● **DATASET RECORDS**:
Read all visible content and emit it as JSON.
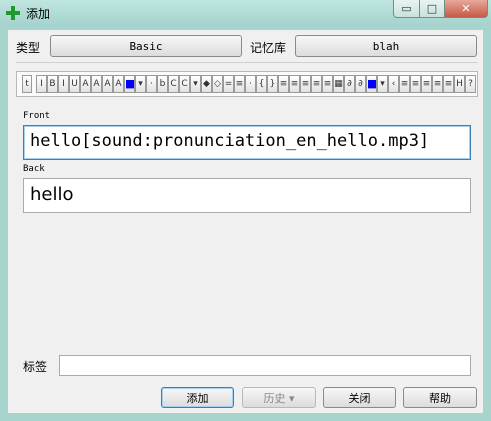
{
  "window": {
    "title": "添加",
    "min_glyph": "▭",
    "max_glyph": "□",
    "close_glyph": "✕"
  },
  "top": {
    "type_label": "类型",
    "type_value": "Basic",
    "deck_label": "记忆库",
    "deck_value": "blah"
  },
  "toolbar": {
    "buttons": [
      "t",
      "I",
      "B",
      "I",
      "U",
      "A",
      "A",
      "A",
      "A",
      "■",
      "▾",
      "·",
      "b",
      "C",
      "C",
      "▾",
      "◆",
      "◇",
      "=",
      "≡",
      "·",
      "{",
      "}",
      "≡",
      "≡",
      "≡",
      "≡",
      "≡",
      "▦",
      "∂",
      "∂",
      "■",
      "▾",
      "‹",
      "≡",
      "≡",
      "≡",
      "≡",
      "≡",
      "H",
      "?"
    ]
  },
  "fields": [
    {
      "label": "Front",
      "value": "hello[sound:pronunciation_en_hello.mp3]"
    },
    {
      "label": "Back",
      "value": "hello"
    }
  ],
  "tags": {
    "label": "标签",
    "value": ""
  },
  "buttons": {
    "add": "添加",
    "history": "历史 ▾",
    "close": "关闭",
    "help": "帮助"
  },
  "colors": {
    "accent": "#3c7fb1",
    "titlebar": "#a8d4ce",
    "color_swatch": "#0000ff"
  }
}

● **TASK REQUIREMENTS**:
Each record above should come back exactly the same, only without its pictures.

● **SOLUTION TO THIS PROBLEM**:
Read all visible content and emit it as JSON.
{
  "window": {
    "title": "添加",
    "min_glyph": "▭",
    "max_glyph": "□",
    "close_glyph": "✕"
  },
  "top": {
    "type_label": "类型",
    "type_value": "Basic",
    "deck_label": "记忆库",
    "deck_value": "blah"
  },
  "toolbar": {
    "buttons": [
      "t",
      "I",
      "B",
      "I",
      "U",
      "A",
      "A",
      "A",
      "A",
      "■",
      "▾",
      "·",
      "b",
      "C",
      "C",
      "▾",
      "◆",
      "◇",
      "=",
      "≡",
      "·",
      "{",
      "}",
      "≡",
      "≡",
      "≡",
      "≡",
      "≡",
      "▦",
      "∂",
      "∂",
      "■",
      "▾",
      "‹",
      "≡",
      "≡",
      "≡",
      "≡",
      "≡",
      "H",
      "?"
    ]
  },
  "fields": [
    {
      "label": "Front",
      "value": "hello[sound:pronunciation_en_hello.mp3]"
    },
    {
      "label": "Back",
      "value": "hello"
    }
  ],
  "tags": {
    "label": "标签",
    "value": ""
  },
  "buttons": {
    "add": "添加",
    "history": "历史 ▾",
    "close": "关闭",
    "help": "帮助"
  },
  "colors": {
    "accent": "#3c7fb1",
    "titlebar": "#a8d4ce",
    "color_swatch": "#0000ff"
  }
}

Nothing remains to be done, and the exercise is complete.